▶ **What the task asks**:
Identify all lines of the data containing the string "strict" and copy them.

## begin Exercise inputs

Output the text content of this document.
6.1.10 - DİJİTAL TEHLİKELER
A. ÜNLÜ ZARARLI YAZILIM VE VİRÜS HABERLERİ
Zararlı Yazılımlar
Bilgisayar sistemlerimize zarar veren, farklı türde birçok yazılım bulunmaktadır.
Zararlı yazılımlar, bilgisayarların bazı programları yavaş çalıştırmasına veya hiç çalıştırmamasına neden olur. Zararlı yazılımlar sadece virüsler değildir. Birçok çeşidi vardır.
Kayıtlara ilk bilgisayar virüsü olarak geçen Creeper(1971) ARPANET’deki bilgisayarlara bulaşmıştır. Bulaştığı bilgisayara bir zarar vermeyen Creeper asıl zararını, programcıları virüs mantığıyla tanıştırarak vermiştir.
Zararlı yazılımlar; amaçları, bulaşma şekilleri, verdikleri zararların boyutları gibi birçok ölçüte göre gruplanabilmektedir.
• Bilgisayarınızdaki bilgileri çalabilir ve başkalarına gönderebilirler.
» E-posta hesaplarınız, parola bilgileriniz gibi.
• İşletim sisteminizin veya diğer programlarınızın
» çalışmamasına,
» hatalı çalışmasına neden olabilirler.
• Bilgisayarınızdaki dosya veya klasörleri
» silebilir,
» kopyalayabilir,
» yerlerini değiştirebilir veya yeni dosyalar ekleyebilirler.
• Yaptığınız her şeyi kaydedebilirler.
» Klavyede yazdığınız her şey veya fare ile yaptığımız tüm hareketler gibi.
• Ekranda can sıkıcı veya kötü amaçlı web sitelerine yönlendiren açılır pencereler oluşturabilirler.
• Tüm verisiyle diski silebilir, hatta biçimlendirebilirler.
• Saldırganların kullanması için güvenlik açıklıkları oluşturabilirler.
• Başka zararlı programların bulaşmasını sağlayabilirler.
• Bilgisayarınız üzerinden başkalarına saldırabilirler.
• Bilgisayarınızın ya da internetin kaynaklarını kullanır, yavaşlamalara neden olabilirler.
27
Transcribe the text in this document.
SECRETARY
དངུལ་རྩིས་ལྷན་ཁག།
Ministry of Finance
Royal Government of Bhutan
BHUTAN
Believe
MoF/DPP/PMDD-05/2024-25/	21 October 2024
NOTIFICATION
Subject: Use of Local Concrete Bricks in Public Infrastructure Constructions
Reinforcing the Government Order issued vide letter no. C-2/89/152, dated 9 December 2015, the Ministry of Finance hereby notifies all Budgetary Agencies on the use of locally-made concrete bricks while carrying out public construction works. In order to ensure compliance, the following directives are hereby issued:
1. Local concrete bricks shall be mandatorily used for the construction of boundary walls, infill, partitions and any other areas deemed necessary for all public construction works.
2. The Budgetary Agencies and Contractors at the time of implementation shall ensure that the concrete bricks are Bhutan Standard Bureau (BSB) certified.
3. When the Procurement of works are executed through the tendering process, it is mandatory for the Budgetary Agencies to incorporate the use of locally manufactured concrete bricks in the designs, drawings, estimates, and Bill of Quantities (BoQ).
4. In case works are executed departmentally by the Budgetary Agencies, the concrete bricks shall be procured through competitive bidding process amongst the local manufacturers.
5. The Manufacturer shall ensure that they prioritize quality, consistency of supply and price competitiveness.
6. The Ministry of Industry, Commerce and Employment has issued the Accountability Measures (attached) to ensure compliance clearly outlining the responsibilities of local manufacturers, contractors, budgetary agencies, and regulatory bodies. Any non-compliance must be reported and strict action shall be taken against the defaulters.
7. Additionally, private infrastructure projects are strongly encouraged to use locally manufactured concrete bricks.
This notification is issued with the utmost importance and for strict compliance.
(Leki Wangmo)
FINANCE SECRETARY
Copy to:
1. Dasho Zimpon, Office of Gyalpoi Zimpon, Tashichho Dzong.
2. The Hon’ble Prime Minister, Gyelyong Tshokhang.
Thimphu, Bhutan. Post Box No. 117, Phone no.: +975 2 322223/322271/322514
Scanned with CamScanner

## end Exercise inputs

▶ **Solution below**:
6. The Ministry of Industry, Commerce and Employment has issued the Accountability Measures (attached) to ensure compliance clearly outlining the responsibilities of local manufacturers, contractors, budgetary agencies, and regulatory bodies. Any non-compliance must be reported and strict action shall be taken against the defaulters.
This notification is issued with the utmost importance and for strict compliance.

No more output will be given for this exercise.